PROVIDED RECORDS:
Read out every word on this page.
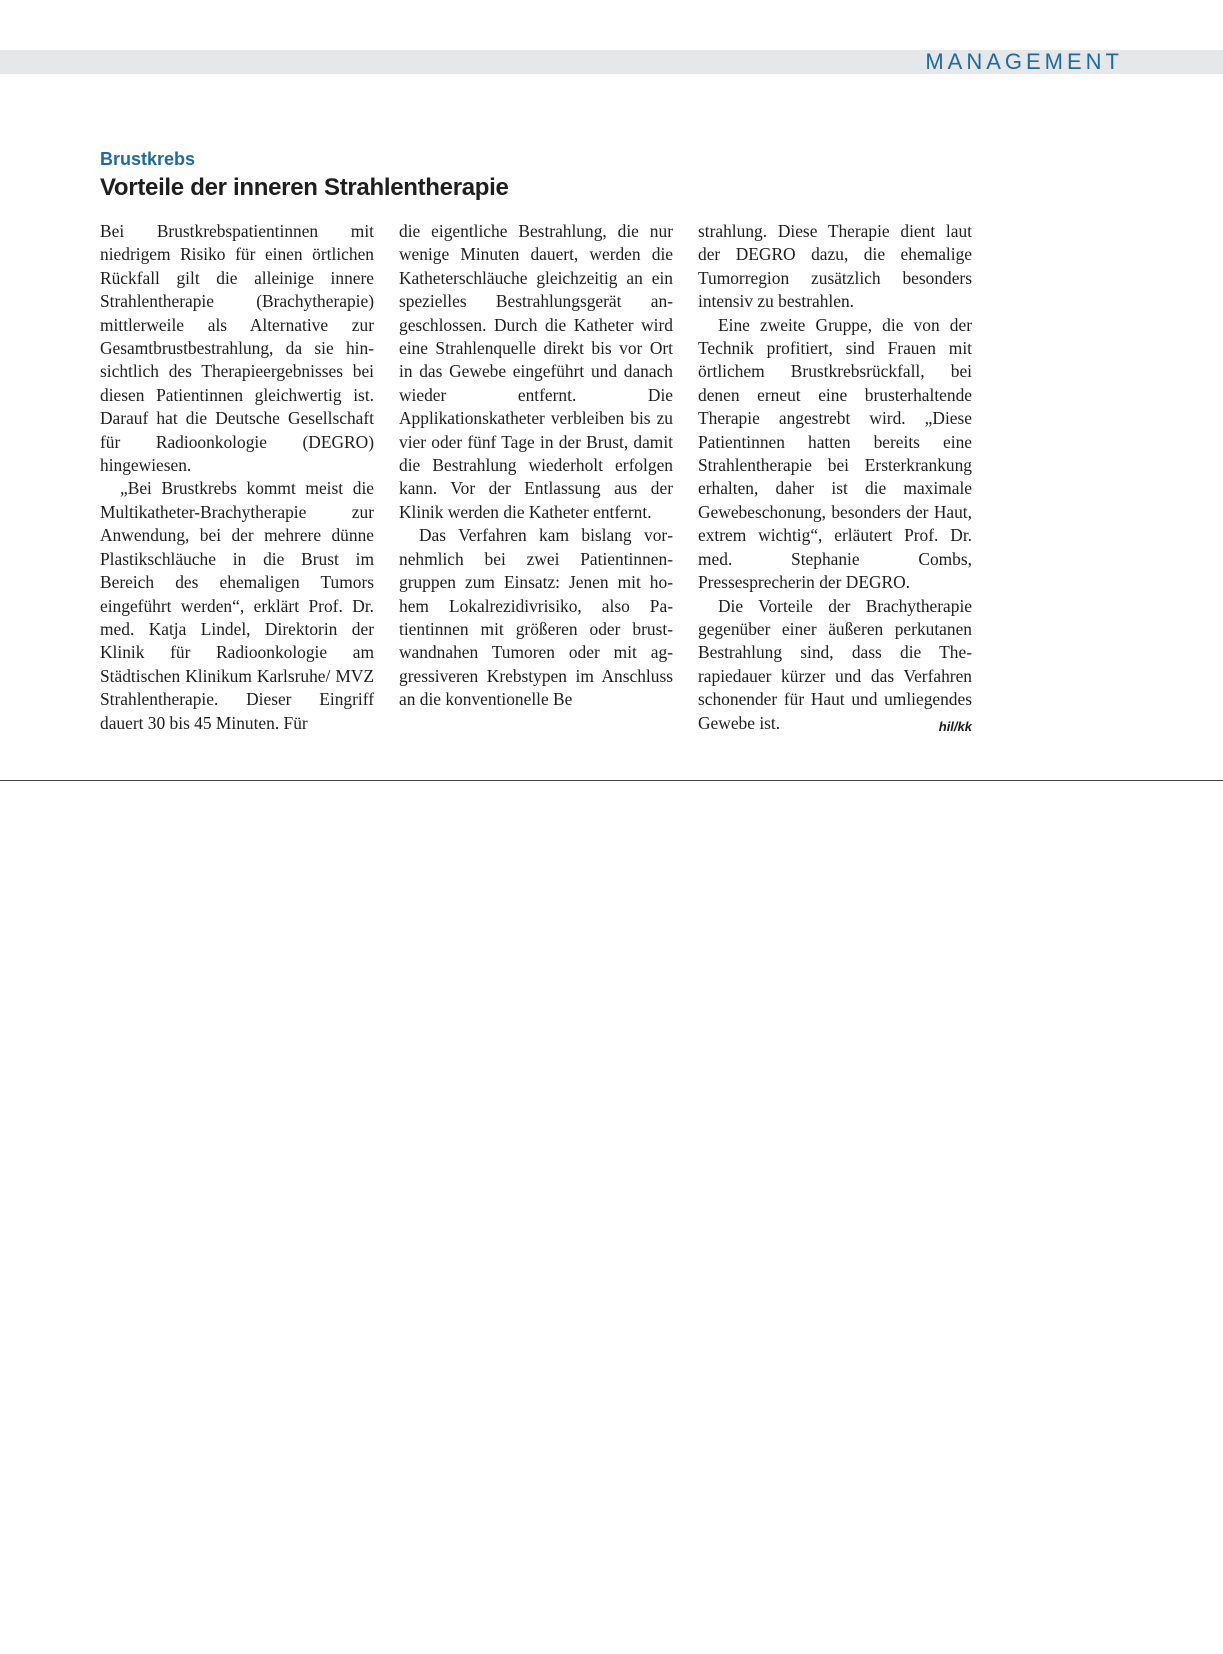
MANAGEMENT
Brustkrebs
Vorteile der inneren Strahlentherapie

Bei Brustkrebspatientinnen mit niedrigem Risiko für einen örtlichen Rückfall gilt die alleinige innere Strahlentherapie (Brachytherapie) mittlerweile als Alternative zur Gesamtbrustbestrahlung, da sie hinsichtlich des Therapieergebnisses bei diesen Patientinnen gleichwertig ist. Darauf hat die Deutsche Gesellschaft für Radioonkologie (DEGRO) hingewiesen.

„Bei Brustkrebs kommt meist die Multikatheter-Brachytherapie zur Anwendung, bei der mehrere dünne Plastikschläuche in die Brust im Bereich des ehemaligen Tumors eingeführt werden“, erklärt Prof. Dr. med. Katja Lindel, Direktorin der Klinik für Radioonkologie am Städtischen Klinikum Karlsruhe/ MVZ Strahlentherapie. Dieser Eingriff dauert 30 bis 45 Minuten. Für

die eigentliche Bestrahlung, die nur wenige Minuten dauert, werden die Katheterschläuche gleichzeitig an ein spezielles Bestrahlungsgerät angeschlossen. Durch die Katheter wird eine Strahlenquelle direkt bis vor Ort in das Gewebe eingeführt und danach wieder entfernt. Die Applikationskatheter verbleiben bis zu vier oder fünf Tage in der Brust, damit die Bestrahlung wiederholt erfolgen kann. Vor der Entlassung aus der Klinik werden die Katheter entfernt.

Das Verfahren kam bislang vornehmlich bei zwei Patientinnengruppen zum Einsatz: Jenen mit hohem Lokalrezidivrisiko, also Patientinnen mit größeren oder brustwandnahen Tumoren oder mit aggressiveren Krebstypen im Anschluss an die konventionelle Be

strahlung. Diese Therapie dient laut der DEGRO dazu, die ehemalige Tumorregion zusätzlich besonders intensiv zu bestrahlen.

Eine zweite Gruppe, die von der Technik profitiert, sind Frauen mit örtlichem Brustkrebsrückfall, bei denen erneut eine brusterhaltende Therapie angestrebt wird. „Diese Patientinnen hatten bereits eine Strahlentherapie bei Ersterkrankung erhalten, daher ist die maximale Gewebeschonung, besonders der Haut, extrem wichtig“, erläutert Prof. Dr. med. Stephanie Combs, Pressesprecherin der DEGRO.

Die Vorteile der Brachytherapie gegenüber einer äußeren perkutanen Bestrahlung sind, dass die Therapiedauer kürzer und das Verfahren schonender für Haut und umliegendes Gewebe ist.	hil/kk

YOUR GOAL:
Please work out how many lines in the listing above contain the string "werden", and answer with that number only.

ANSWER SPACE:
2